→ **Brief**
State how many lines of the data contain the word "screenshot", and write nothing besides the number.

[Start]

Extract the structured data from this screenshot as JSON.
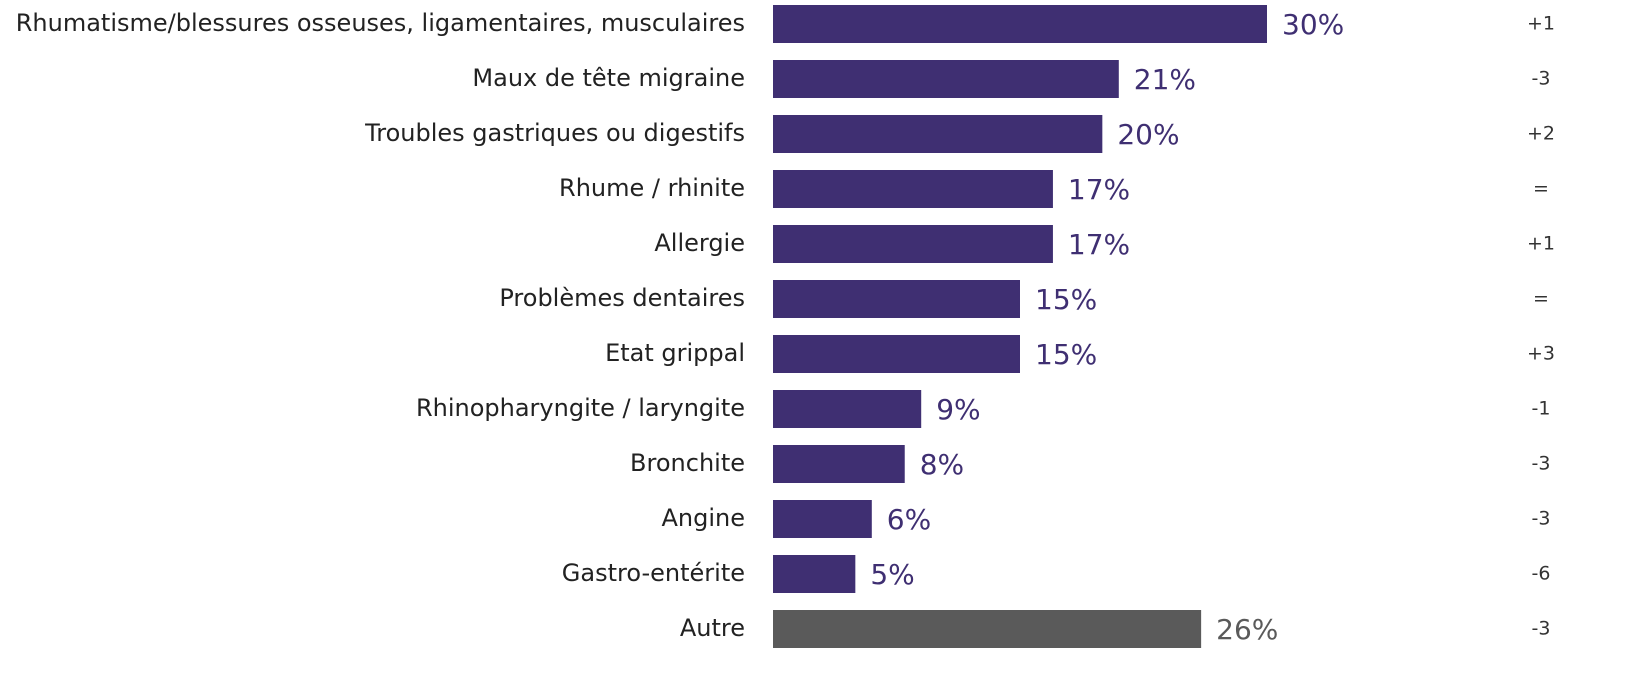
{
  "chart_data": {
    "type": "hbar",
    "categories": [
      "Rhumatisme/blessures osseuses, ligamentaires, musculaires",
      "Maux de tête migraine",
      "Troubles gastriques ou digestifs",
      "Rhume / rhinite",
      "Allergie",
      "Problèmes dentaires",
      "Etat grippal",
      "Rhinopharyngite / laryngite",
      "Bronchite",
      "Angine",
      "Gastro-entérite",
      "Autre"
    ],
    "values": [
      30,
      21,
      20,
      17,
      17,
      15,
      15,
      9,
      8,
      6,
      5,
      26
    ],
    "value_labels": [
      "30%",
      "21%",
      "20%",
      "17%",
      "17%",
      "15%",
      "15%",
      "9%",
      "8%",
      "6%",
      "5%",
      "26%"
    ],
    "changes": [
      "+1",
      "-3",
      "+2",
      "=",
      "+1",
      "=",
      "+3",
      "-1",
      "-3",
      "-3",
      "-6",
      "-3"
    ],
    "colors": [
      "#3f2f72",
      "#3f2f72",
      "#3f2f72",
      "#3f2f72",
      "#3f2f72",
      "#3f2f72",
      "#3f2f72",
      "#3f2f72",
      "#3f2f72",
      "#3f2f72",
      "#3f2f72",
      "#5a5a5a"
    ]
  }
}
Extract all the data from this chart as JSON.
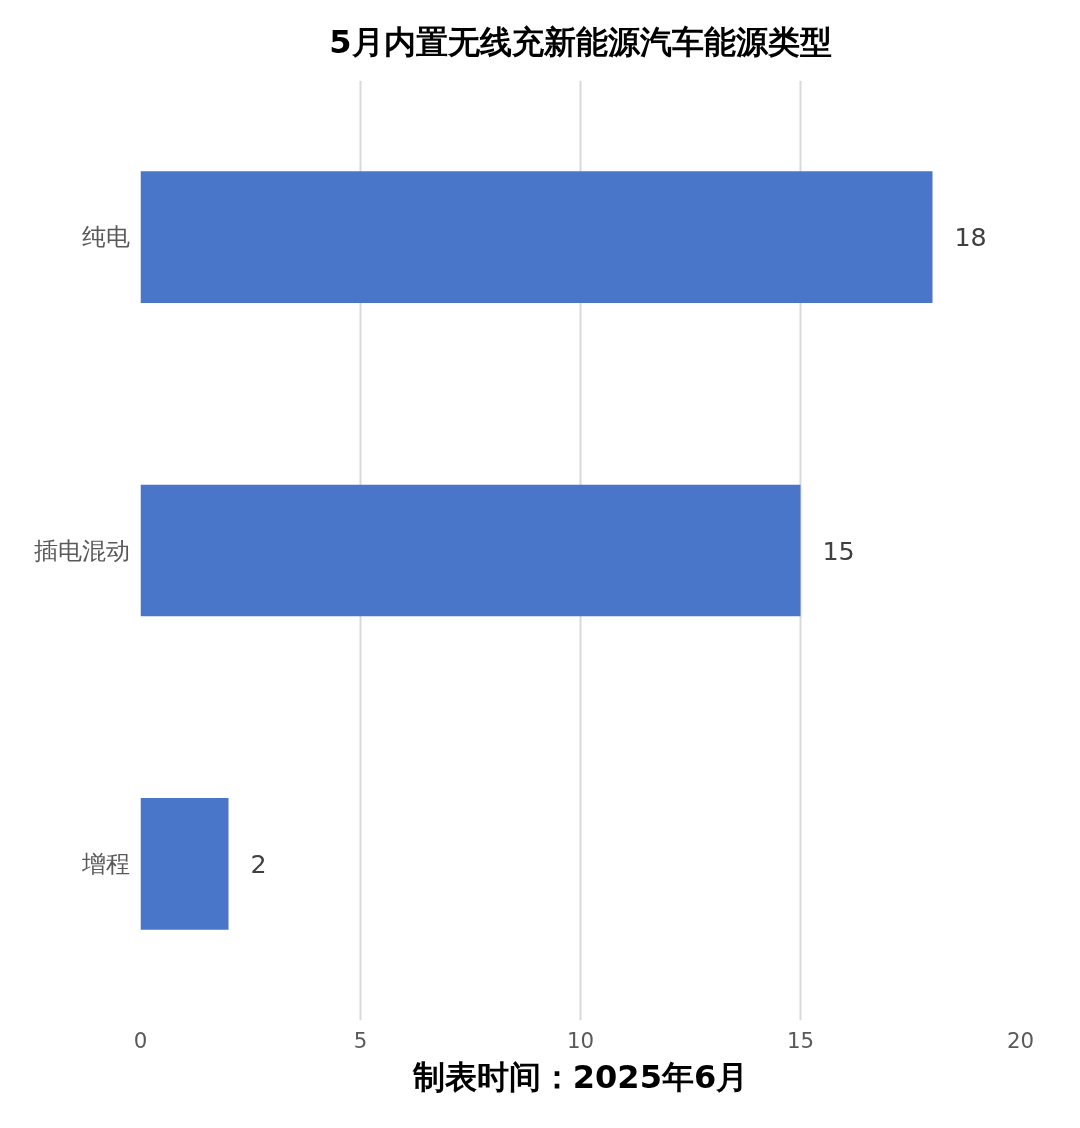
{
  "chart_data": {
    "type": "bar",
    "orientation": "horizontal",
    "title": "5月内置无线充新能源汽车能源类型",
    "categories": [
      "纯电",
      "插电混动",
      "增程"
    ],
    "values": [
      18,
      15,
      2
    ],
    "color": "#4a76c9",
    "xlim": [
      0,
      20
    ],
    "xticks": [
      0,
      5,
      10,
      15,
      20
    ],
    "grid": "x",
    "data_labels": true,
    "annotations": [
      "制表时间：2025年6月"
    ]
  }
}
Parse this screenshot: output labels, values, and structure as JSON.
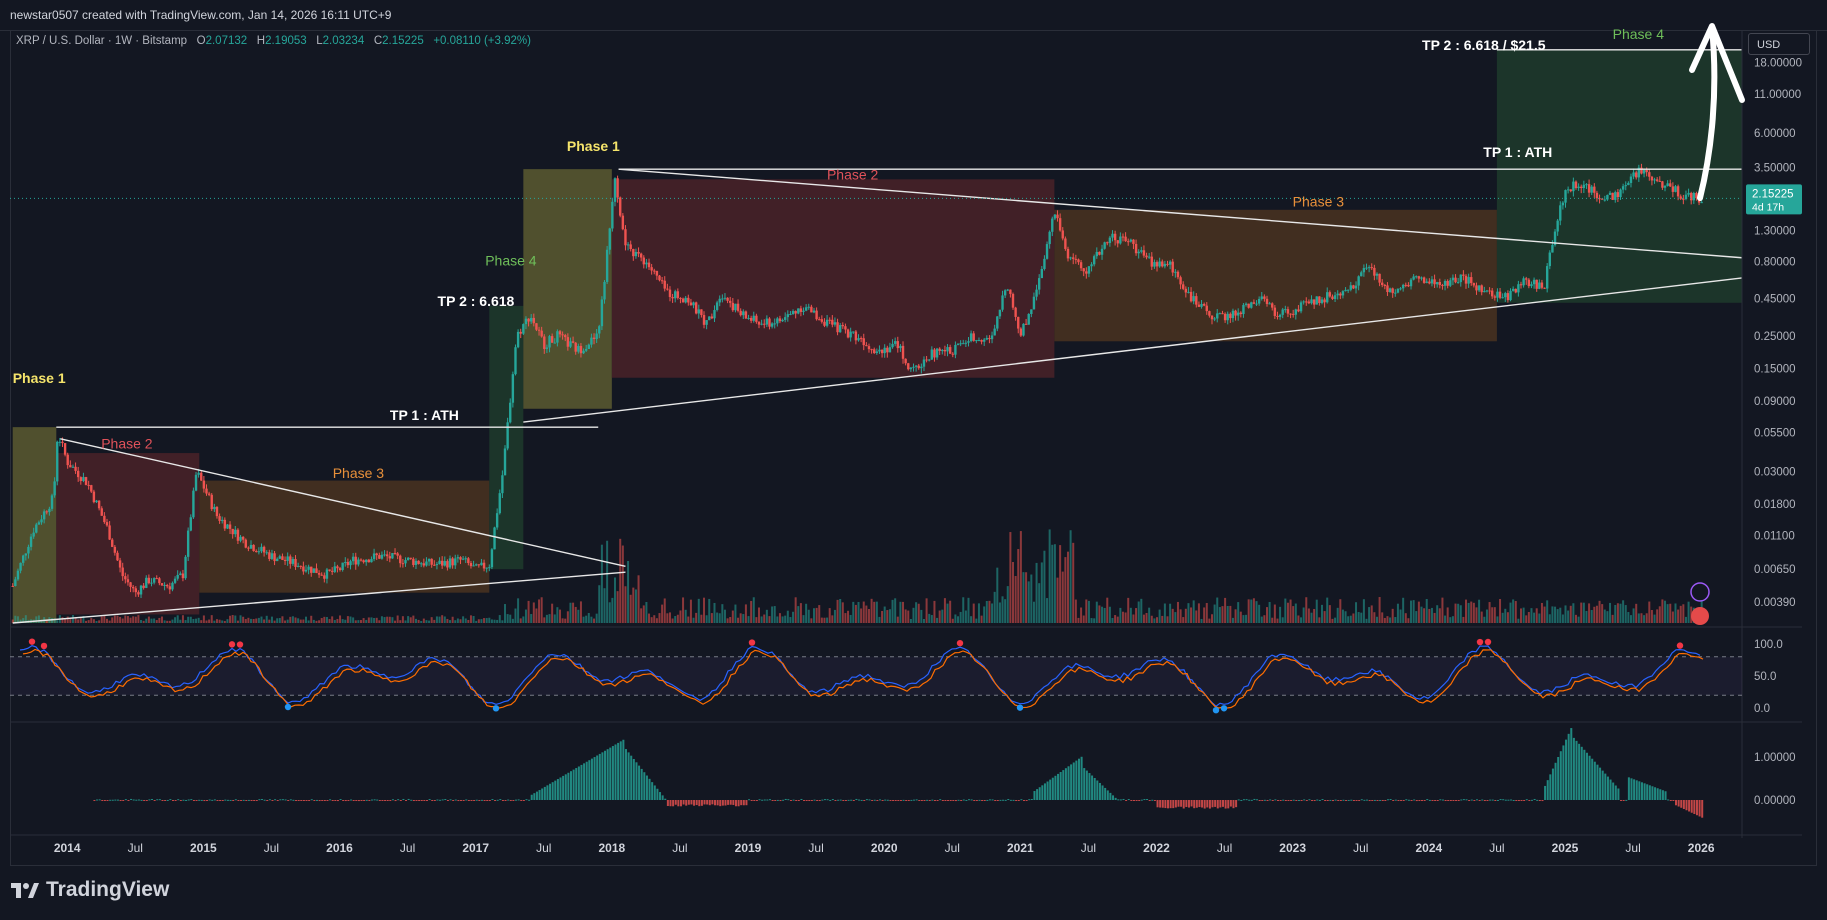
{
  "header": {
    "credit": "newstar0507 created with TradingView.com, Jan 14, 2026 16:11 UTC+9"
  },
  "symbol": {
    "name": "XRP / U.S. Dollar · 1W · Bitstamp",
    "open_label": "O",
    "open": "2.07132",
    "high_label": "H",
    "high": "2.19053",
    "low_label": "L",
    "low": "2.03234",
    "close_label": "C",
    "close": "2.15225",
    "change": "+0.08110 (+3.92%)"
  },
  "currency_button": "USD",
  "footer": {
    "brand": "TradingView"
  },
  "colors": {
    "background": "#131722",
    "up": "#26a69a",
    "down": "#ef5350",
    "phase1": "#5c5a30",
    "phase2": "#4a2228",
    "phase3": "#4a3320",
    "phase4": "#1f3b2b",
    "phase1_text": "#f5e46b",
    "phase2_text": "#e0525a",
    "phase3_text": "#e8903a",
    "phase4_text": "#6fbf5a"
  },
  "chart_data": {
    "type": "candlestick",
    "scale": "log",
    "x_ticks": [
      "2014",
      "Jul",
      "2015",
      "Jul",
      "2016",
      "Jul",
      "2017",
      "Jul",
      "2018",
      "Jul",
      "2019",
      "Jul",
      "2020",
      "Jul",
      "2021",
      "Jul",
      "2022",
      "Jul",
      "2023",
      "Jul",
      "2024",
      "Jul",
      "2025",
      "Jul",
      "2026"
    ],
    "x_tick_dates": [
      2014.0,
      2014.5,
      2015.0,
      2015.5,
      2016.0,
      2016.5,
      2017.0,
      2017.5,
      2018.0,
      2018.5,
      2019.0,
      2019.5,
      2020.0,
      2020.5,
      2021.0,
      2021.5,
      2022.0,
      2022.5,
      2023.0,
      2023.5,
      2024.0,
      2024.5,
      2025.0,
      2025.5,
      2026.0
    ],
    "price_ticks": [
      "18.00000",
      "11.00000",
      "6.00000",
      "3.50000",
      "1.30000",
      "0.80000",
      "0.45000",
      "0.25000",
      "0.15000",
      "0.09000",
      "0.05500",
      "0.03000",
      "0.01800",
      "0.01100",
      "0.00650",
      "0.00390"
    ],
    "price_tick_values": [
      18,
      11,
      6,
      3.5,
      1.3,
      0.8,
      0.45,
      0.25,
      0.15,
      0.09,
      0.055,
      0.03,
      0.018,
      0.011,
      0.0065,
      0.0039
    ],
    "x_range": [
      2013.58,
      2026.3
    ],
    "y_range": [
      0.0028,
      30
    ],
    "last_price": {
      "value": "2.15225",
      "countdown": "4d 17h"
    },
    "price_path": [
      [
        2013.6,
        0.005
      ],
      [
        2013.75,
        0.012
      ],
      [
        2013.9,
        0.02
      ],
      [
        2013.93,
        0.055
      ],
      [
        2014.0,
        0.035
      ],
      [
        2014.15,
        0.025
      ],
      [
        2014.3,
        0.012
      ],
      [
        2014.4,
        0.006
      ],
      [
        2014.5,
        0.0045
      ],
      [
        2014.6,
        0.0055
      ],
      [
        2014.75,
        0.005
      ],
      [
        2014.85,
        0.006
      ],
      [
        2014.95,
        0.03
      ],
      [
        2015.1,
        0.015
      ],
      [
        2015.3,
        0.01
      ],
      [
        2015.5,
        0.008
      ],
      [
        2015.7,
        0.007
      ],
      [
        2015.9,
        0.006
      ],
      [
        2016.0,
        0.0065
      ],
      [
        2016.1,
        0.0075
      ],
      [
        2016.3,
        0.008
      ],
      [
        2016.5,
        0.0075
      ],
      [
        2016.7,
        0.007
      ],
      [
        2016.9,
        0.0075
      ],
      [
        2017.0,
        0.0065
      ],
      [
        2017.1,
        0.007
      ],
      [
        2017.2,
        0.03
      ],
      [
        2017.3,
        0.25
      ],
      [
        2017.4,
        0.35
      ],
      [
        2017.5,
        0.22
      ],
      [
        2017.6,
        0.25
      ],
      [
        2017.75,
        0.2
      ],
      [
        2017.9,
        0.25
      ],
      [
        2017.98,
        1.2
      ],
      [
        2018.02,
        3.2
      ],
      [
        2018.1,
        1.0
      ],
      [
        2018.25,
        0.8
      ],
      [
        2018.4,
        0.5
      ],
      [
        2018.55,
        0.45
      ],
      [
        2018.7,
        0.3
      ],
      [
        2018.8,
        0.5
      ],
      [
        2018.95,
        0.35
      ],
      [
        2019.1,
        0.3
      ],
      [
        2019.25,
        0.32
      ],
      [
        2019.4,
        0.4
      ],
      [
        2019.6,
        0.3
      ],
      [
        2019.8,
        0.25
      ],
      [
        2019.95,
        0.2
      ],
      [
        2020.1,
        0.22
      ],
      [
        2020.2,
        0.14
      ],
      [
        2020.35,
        0.19
      ],
      [
        2020.5,
        0.2
      ],
      [
        2020.65,
        0.25
      ],
      [
        2020.8,
        0.24
      ],
      [
        2020.9,
        0.6
      ],
      [
        2021.0,
        0.25
      ],
      [
        2021.1,
        0.45
      ],
      [
        2021.25,
        1.7
      ],
      [
        2021.35,
        0.9
      ],
      [
        2021.5,
        0.7
      ],
      [
        2021.65,
        1.2
      ],
      [
        2021.8,
        1.1
      ],
      [
        2021.95,
        0.8
      ],
      [
        2022.1,
        0.75
      ],
      [
        2022.3,
        0.4
      ],
      [
        2022.45,
        0.33
      ],
      [
        2022.6,
        0.36
      ],
      [
        2022.75,
        0.45
      ],
      [
        2022.9,
        0.35
      ],
      [
        2023.0,
        0.37
      ],
      [
        2023.2,
        0.45
      ],
      [
        2023.4,
        0.5
      ],
      [
        2023.55,
        0.75
      ],
      [
        2023.7,
        0.5
      ],
      [
        2023.9,
        0.62
      ],
      [
        2024.1,
        0.55
      ],
      [
        2024.25,
        0.62
      ],
      [
        2024.4,
        0.5
      ],
      [
        2024.55,
        0.45
      ],
      [
        2024.7,
        0.58
      ],
      [
        2024.85,
        0.55
      ],
      [
        2024.92,
        1.3
      ],
      [
        2025.0,
        2.4
      ],
      [
        2025.1,
        2.8
      ],
      [
        2025.25,
        2.2
      ],
      [
        2025.4,
        2.3
      ],
      [
        2025.55,
        3.4
      ],
      [
        2025.7,
        2.8
      ],
      [
        2025.85,
        2.3
      ],
      [
        2026.0,
        2.15
      ]
    ],
    "annotations": [
      {
        "text": "Phase 1",
        "kind": "phase1",
        "date": 2013.6,
        "price": 0.12
      },
      {
        "text": "Phase 2",
        "kind": "phase2",
        "date": 2014.25,
        "price": 0.043
      },
      {
        "text": "Phase 3",
        "kind": "phase3",
        "date": 2015.95,
        "price": 0.027
      },
      {
        "text": "Phase 4",
        "kind": "phase4",
        "date": 2017.07,
        "price": 0.75
      },
      {
        "text": "Phase 1",
        "kind": "phase1",
        "date": 2017.67,
        "price": 4.5
      },
      {
        "text": "Phase 2",
        "kind": "phase2",
        "date": 2019.58,
        "price": 2.9
      },
      {
        "text": "Phase 3",
        "kind": "phase3",
        "date": 2023.0,
        "price": 1.9
      },
      {
        "text": "Phase 4",
        "kind": "phase4",
        "date": 2025.35,
        "price": 26
      },
      {
        "text": "TP 1 : ATH",
        "kind": "tp",
        "date": 2016.37,
        "price": 0.067
      },
      {
        "text": "TP 2 : 6.618",
        "kind": "tp",
        "date": 2016.72,
        "price": 0.4
      },
      {
        "text": "TP 1 : ATH",
        "kind": "tp",
        "date": 2024.4,
        "price": 4.1
      },
      {
        "text": "TP 2 : 6.618 / $21.5",
        "kind": "tp",
        "date": 2023.95,
        "price": 22
      }
    ],
    "phase_zones": [
      {
        "kind": "phase1",
        "x": [
          2013.6,
          2013.92
        ],
        "y": [
          0.0028,
          0.06
        ]
      },
      {
        "kind": "phase2",
        "x": [
          2013.92,
          2014.97
        ],
        "y": [
          0.0032,
          0.04
        ]
      },
      {
        "kind": "phase3",
        "x": [
          2014.97,
          2017.1
        ],
        "y": [
          0.0045,
          0.026
        ]
      },
      {
        "kind": "phase4",
        "x": [
          2017.1,
          2017.35
        ],
        "y": [
          0.0065,
          0.4
        ]
      },
      {
        "kind": "phase1",
        "x": [
          2017.35,
          2018.0
        ],
        "y": [
          0.08,
          3.4
        ]
      },
      {
        "kind": "phase2",
        "x": [
          2018.0,
          2021.25
        ],
        "y": [
          0.13,
          2.9
        ]
      },
      {
        "kind": "phase3",
        "x": [
          2021.25,
          2024.5
        ],
        "y": [
          0.23,
          1.8
        ]
      },
      {
        "kind": "phase4",
        "x": [
          2024.5,
          2026.3
        ],
        "y": [
          0.42,
          22
        ]
      }
    ],
    "lines": [
      {
        "from": [
          2013.92,
          0.06
        ],
        "to": [
          2017.9,
          0.06
        ]
      },
      {
        "from": [
          2013.6,
          0.0028
        ],
        "to": [
          2018.1,
          0.0062
        ]
      },
      {
        "from": [
          2013.95,
          0.05
        ],
        "to": [
          2018.1,
          0.0068
        ]
      },
      {
        "from": [
          2017.35,
          0.065
        ],
        "to": [
          2026.3,
          0.62
        ]
      },
      {
        "from": [
          2018.05,
          3.4
        ],
        "to": [
          2026.3,
          0.85
        ]
      },
      {
        "from": [
          2018.05,
          3.4
        ],
        "to": [
          2026.3,
          3.4
        ]
      },
      {
        "from": [
          2024.5,
          22
        ],
        "to": [
          2026.3,
          22
        ]
      }
    ],
    "stoch_axis": [
      "100.0",
      "50.0",
      "0.0"
    ],
    "stoch_axis_values": [
      100,
      50,
      0
    ],
    "macd_axis": [
      "1.00000",
      "0.00000"
    ],
    "macd_axis_values": [
      1,
      0
    ]
  }
}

[End]

→ **Result for this task**
2